*Task statement:* Write out the entire listing below exactly, with the pictures left out.

— START —

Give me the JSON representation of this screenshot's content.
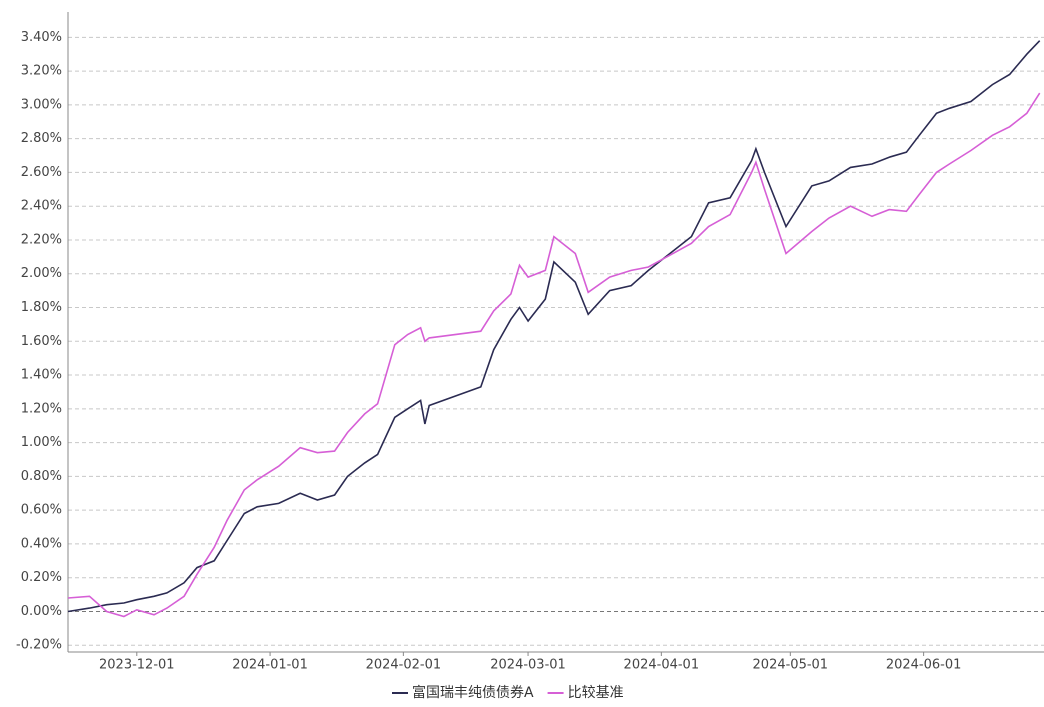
{
  "chart_data": {
    "type": "line",
    "x": [
      "2023-11-15",
      "2023-11-20",
      "2023-11-24",
      "2023-11-28",
      "2023-12-01",
      "2023-12-05",
      "2023-12-08",
      "2023-12-12",
      "2023-12-15",
      "2023-12-19",
      "2023-12-22",
      "2023-12-26",
      "2023-12-29",
      "2024-01-03",
      "2024-01-08",
      "2024-01-12",
      "2024-01-16",
      "2024-01-19",
      "2024-01-23",
      "2024-01-26",
      "2024-01-30",
      "2024-02-02",
      "2024-02-05",
      "2024-02-06",
      "2024-02-07",
      "2024-02-19",
      "2024-02-22",
      "2024-02-26",
      "2024-02-28",
      "2024-03-01",
      "2024-03-05",
      "2024-03-07",
      "2024-03-12",
      "2024-03-15",
      "2024-03-20",
      "2024-03-25",
      "2024-03-29",
      "2024-04-03",
      "2024-04-08",
      "2024-04-12",
      "2024-04-17",
      "2024-04-22",
      "2024-04-23",
      "2024-04-25",
      "2024-04-30",
      "2024-05-06",
      "2024-05-10",
      "2024-05-15",
      "2024-05-20",
      "2024-05-24",
      "2024-05-28",
      "2024-05-31",
      "2024-06-04",
      "2024-06-07",
      "2024-06-12",
      "2024-06-17",
      "2024-06-21",
      "2024-06-25",
      "2024-06-28"
    ],
    "series": [
      {
        "name": "富国瑞丰纯债债券A",
        "color": "#2b2b52",
        "values": [
          0.0,
          0.02,
          0.04,
          0.05,
          0.07,
          0.09,
          0.11,
          0.17,
          0.26,
          0.3,
          0.42,
          0.58,
          0.62,
          0.64,
          0.7,
          0.66,
          0.69,
          0.8,
          0.88,
          0.93,
          1.15,
          1.2,
          1.25,
          1.11,
          1.22,
          1.33,
          1.55,
          1.73,
          1.8,
          1.72,
          1.85,
          2.07,
          1.95,
          1.76,
          1.9,
          1.93,
          2.02,
          2.12,
          2.22,
          2.42,
          2.45,
          2.67,
          2.74,
          2.6,
          2.28,
          2.52,
          2.55,
          2.63,
          2.65,
          2.69,
          2.72,
          2.82,
          2.95,
          2.98,
          3.02,
          3.12,
          3.18,
          3.3,
          3.38
        ]
      },
      {
        "name": "比较基准",
        "color": "#d65fd6",
        "values": [
          0.08,
          0.09,
          0.0,
          -0.03,
          0.01,
          -0.02,
          0.02,
          0.09,
          0.22,
          0.38,
          0.54,
          0.72,
          0.78,
          0.86,
          0.97,
          0.94,
          0.95,
          1.06,
          1.17,
          1.23,
          1.58,
          1.64,
          1.68,
          1.6,
          1.62,
          1.66,
          1.78,
          1.88,
          2.05,
          1.98,
          2.02,
          2.22,
          2.12,
          1.89,
          1.98,
          2.02,
          2.04,
          2.11,
          2.18,
          2.28,
          2.35,
          2.6,
          2.66,
          2.5,
          2.12,
          2.25,
          2.33,
          2.4,
          2.34,
          2.38,
          2.37,
          2.47,
          2.6,
          2.65,
          2.73,
          2.82,
          2.87,
          2.95,
          3.07
        ]
      }
    ],
    "xlim": [
      "2023-11-15",
      "2024-06-29"
    ],
    "xticks": [
      "2023-12-01",
      "2024-01-01",
      "2024-02-01",
      "2024-03-01",
      "2024-04-01",
      "2024-05-01",
      "2024-06-01"
    ],
    "ylim": [
      -0.24,
      3.55
    ],
    "yticks": [
      {
        "value": -0.2,
        "label": "-0.20%"
      },
      {
        "value": 0,
        "label": "0.00%"
      },
      {
        "value": 0.2,
        "label": "0.20%"
      },
      {
        "value": 0.4,
        "label": "0.40%"
      },
      {
        "value": 0.6,
        "label": "0.60%"
      },
      {
        "value": 0.8,
        "label": "0.80%"
      },
      {
        "value": 1,
        "label": "1.00%"
      },
      {
        "value": 1.2,
        "label": "1.20%"
      },
      {
        "value": 1.4,
        "label": "1.40%"
      },
      {
        "value": 1.6,
        "label": "1.60%"
      },
      {
        "value": 1.8,
        "label": "1.80%"
      },
      {
        "value": 2,
        "label": "2.00%"
      },
      {
        "value": 2.2,
        "label": "2.20%"
      },
      {
        "value": 2.4,
        "label": "2.40%"
      },
      {
        "value": 2.6,
        "label": "2.60%"
      },
      {
        "value": 2.8,
        "label": "2.80%"
      },
      {
        "value": 3,
        "label": "3.00%"
      },
      {
        "value": 3.2,
        "label": "3.20%"
      },
      {
        "value": 3.4,
        "label": "3.40%"
      }
    ],
    "grid": true,
    "legend": "bottom"
  }
}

— END —

*The output:*
Give me the JSON representation of this screenshot's content.
{
  "chart_data": {
    "type": "line",
    "x": [
      "2023-11-15",
      "2023-11-20",
      "2023-11-24",
      "2023-11-28",
      "2023-12-01",
      "2023-12-05",
      "2023-12-08",
      "2023-12-12",
      "2023-12-15",
      "2023-12-19",
      "2023-12-22",
      "2023-12-26",
      "2023-12-29",
      "2024-01-03",
      "2024-01-08",
      "2024-01-12",
      "2024-01-16",
      "2024-01-19",
      "2024-01-23",
      "2024-01-26",
      "2024-01-30",
      "2024-02-02",
      "2024-02-05",
      "2024-02-06",
      "2024-02-07",
      "2024-02-19",
      "2024-02-22",
      "2024-02-26",
      "2024-02-28",
      "2024-03-01",
      "2024-03-05",
      "2024-03-07",
      "2024-03-12",
      "2024-03-15",
      "2024-03-20",
      "2024-03-25",
      "2024-03-29",
      "2024-04-03",
      "2024-04-08",
      "2024-04-12",
      "2024-04-17",
      "2024-04-22",
      "2024-04-23",
      "2024-04-25",
      "2024-04-30",
      "2024-05-06",
      "2024-05-10",
      "2024-05-15",
      "2024-05-20",
      "2024-05-24",
      "2024-05-28",
      "2024-05-31",
      "2024-06-04",
      "2024-06-07",
      "2024-06-12",
      "2024-06-17",
      "2024-06-21",
      "2024-06-25",
      "2024-06-28"
    ],
    "series": [
      {
        "name": "富国瑞丰纯债债券A",
        "color": "#2b2b52",
        "values": [
          0.0,
          0.02,
          0.04,
          0.05,
          0.07,
          0.09,
          0.11,
          0.17,
          0.26,
          0.3,
          0.42,
          0.58,
          0.62,
          0.64,
          0.7,
          0.66,
          0.69,
          0.8,
          0.88,
          0.93,
          1.15,
          1.2,
          1.25,
          1.11,
          1.22,
          1.33,
          1.55,
          1.73,
          1.8,
          1.72,
          1.85,
          2.07,
          1.95,
          1.76,
          1.9,
          1.93,
          2.02,
          2.12,
          2.22,
          2.42,
          2.45,
          2.67,
          2.74,
          2.6,
          2.28,
          2.52,
          2.55,
          2.63,
          2.65,
          2.69,
          2.72,
          2.82,
          2.95,
          2.98,
          3.02,
          3.12,
          3.18,
          3.3,
          3.38
        ]
      },
      {
        "name": "比较基准",
        "color": "#d65fd6",
        "values": [
          0.08,
          0.09,
          0.0,
          -0.03,
          0.01,
          -0.02,
          0.02,
          0.09,
          0.22,
          0.38,
          0.54,
          0.72,
          0.78,
          0.86,
          0.97,
          0.94,
          0.95,
          1.06,
          1.17,
          1.23,
          1.58,
          1.64,
          1.68,
          1.6,
          1.62,
          1.66,
          1.78,
          1.88,
          2.05,
          1.98,
          2.02,
          2.22,
          2.12,
          1.89,
          1.98,
          2.02,
          2.04,
          2.11,
          2.18,
          2.28,
          2.35,
          2.6,
          2.66,
          2.5,
          2.12,
          2.25,
          2.33,
          2.4,
          2.34,
          2.38,
          2.37,
          2.47,
          2.6,
          2.65,
          2.73,
          2.82,
          2.87,
          2.95,
          3.07
        ]
      }
    ],
    "xlim": [
      "2023-11-15",
      "2024-06-29"
    ],
    "xticks": [
      "2023-12-01",
      "2024-01-01",
      "2024-02-01",
      "2024-03-01",
      "2024-04-01",
      "2024-05-01",
      "2024-06-01"
    ],
    "ylim": [
      -0.24,
      3.55
    ],
    "yticks": [
      {
        "value": -0.2,
        "label": "-0.20%"
      },
      {
        "value": 0,
        "label": "0.00%"
      },
      {
        "value": 0.2,
        "label": "0.20%"
      },
      {
        "value": 0.4,
        "label": "0.40%"
      },
      {
        "value": 0.6,
        "label": "0.60%"
      },
      {
        "value": 0.8,
        "label": "0.80%"
      },
      {
        "value": 1,
        "label": "1.00%"
      },
      {
        "value": 1.2,
        "label": "1.20%"
      },
      {
        "value": 1.4,
        "label": "1.40%"
      },
      {
        "value": 1.6,
        "label": "1.60%"
      },
      {
        "value": 1.8,
        "label": "1.80%"
      },
      {
        "value": 2,
        "label": "2.00%"
      },
      {
        "value": 2.2,
        "label": "2.20%"
      },
      {
        "value": 2.4,
        "label": "2.40%"
      },
      {
        "value": 2.6,
        "label": "2.60%"
      },
      {
        "value": 2.8,
        "label": "2.80%"
      },
      {
        "value": 3,
        "label": "3.00%"
      },
      {
        "value": 3.2,
        "label": "3.20%"
      },
      {
        "value": 3.4,
        "label": "3.40%"
      }
    ],
    "grid": true,
    "legend": "bottom"
  }
}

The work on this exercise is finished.